◆ RECORDS FOR THE EXERCISE ◆
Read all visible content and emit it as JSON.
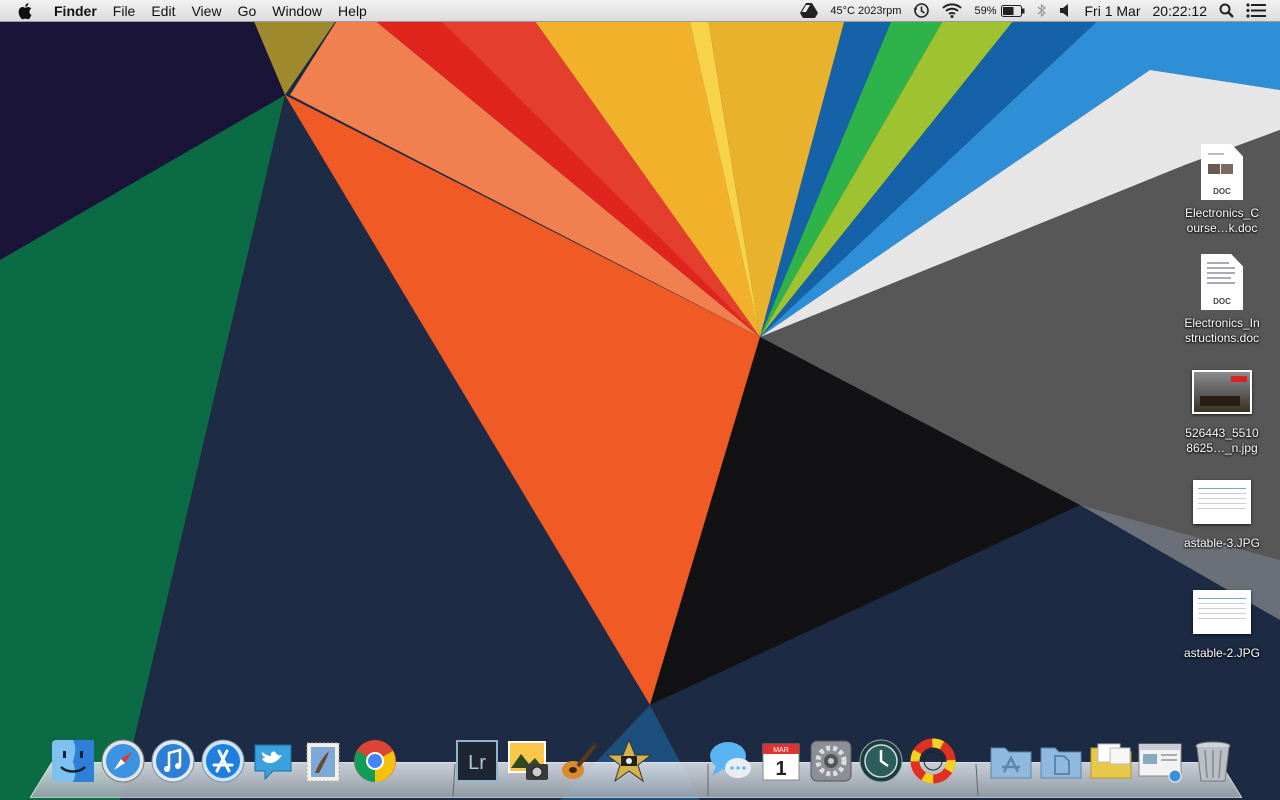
{
  "menubar": {
    "app_name": "Finder",
    "menus": [
      "File",
      "Edit",
      "View",
      "Go",
      "Window",
      "Help"
    ],
    "status": {
      "fan": "45°C 2023rpm",
      "battery": "59%",
      "date": "Fri 1 Mar",
      "time": "20:22:12"
    }
  },
  "desktop_icons": [
    {
      "line1": "Electronics_C",
      "line2": "ourse…k.doc",
      "kind": "doc",
      "tag": "DOC"
    },
    {
      "line1": "Electronics_In",
      "line2": "structions.doc",
      "kind": "doc",
      "tag": "DOC"
    },
    {
      "line1": "526443_5510",
      "line2": "8625…_n.jpg",
      "kind": "photo"
    },
    {
      "line1": "astable-3.JPG",
      "line2": "",
      "kind": "sheet"
    },
    {
      "line1": "astable-2.JPG",
      "line2": "",
      "kind": "sheet"
    }
  ],
  "dock": {
    "apps": [
      "finder-icon",
      "safari-icon",
      "itunes-icon",
      "app-store-icon",
      "twitter-icon",
      "mail-stamp-icon",
      "chrome-icon",
      "lightroom-icon",
      "iphoto-icon",
      "garageband-icon",
      "imovie-icon",
      "messages-icon",
      "calendar-icon",
      "system-preferences-icon",
      "time-machine-icon",
      "lifesaver-icon",
      "applications-folder-icon",
      "documents-folder-icon",
      "downloads-folder-icon",
      "finder-window-icon",
      "trash-icon"
    ],
    "lightroom_label": "Lr",
    "calendar_month": "MAR",
    "calendar_day": "1"
  },
  "colors": {
    "orange": "#f05a24",
    "navy": "#1c2a44",
    "green": "#0a6b44",
    "black": "#121214",
    "yellow": "#f1b12a",
    "red": "#e0251e",
    "gray": "#575757",
    "blue": "#2f8fd6"
  }
}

◆ GIVEN INSTRUCTION ◆
Using the data above, print every line exactly, omitting pictures.

◆ FINISHED EXERCISE ◆
Read all visible content and emit it as JSON.
{
  "menubar": {
    "app_name": "Finder",
    "menus": [
      "File",
      "Edit",
      "View",
      "Go",
      "Window",
      "Help"
    ],
    "status": {
      "fan": "45°C 2023rpm",
      "battery": "59%",
      "date": "Fri 1 Mar",
      "time": "20:22:12"
    }
  },
  "desktop_icons": [
    {
      "line1": "Electronics_C",
      "line2": "ourse…k.doc",
      "kind": "doc",
      "tag": "DOC"
    },
    {
      "line1": "Electronics_In",
      "line2": "structions.doc",
      "kind": "doc",
      "tag": "DOC"
    },
    {
      "line1": "526443_5510",
      "line2": "8625…_n.jpg",
      "kind": "photo"
    },
    {
      "line1": "astable-3.JPG",
      "line2": "",
      "kind": "sheet"
    },
    {
      "line1": "astable-2.JPG",
      "line2": "",
      "kind": "sheet"
    }
  ],
  "dock": {
    "apps": [
      "finder-icon",
      "safari-icon",
      "itunes-icon",
      "app-store-icon",
      "twitter-icon",
      "mail-stamp-icon",
      "chrome-icon",
      "lightroom-icon",
      "iphoto-icon",
      "garageband-icon",
      "imovie-icon",
      "messages-icon",
      "calendar-icon",
      "system-preferences-icon",
      "time-machine-icon",
      "lifesaver-icon",
      "applications-folder-icon",
      "documents-folder-icon",
      "downloads-folder-icon",
      "finder-window-icon",
      "trash-icon"
    ],
    "lightroom_label": "Lr",
    "calendar_month": "MAR",
    "calendar_day": "1"
  },
  "colors": {
    "orange": "#f05a24",
    "navy": "#1c2a44",
    "green": "#0a6b44",
    "black": "#121214",
    "yellow": "#f1b12a",
    "red": "#e0251e",
    "gray": "#575757",
    "blue": "#2f8fd6"
  }
}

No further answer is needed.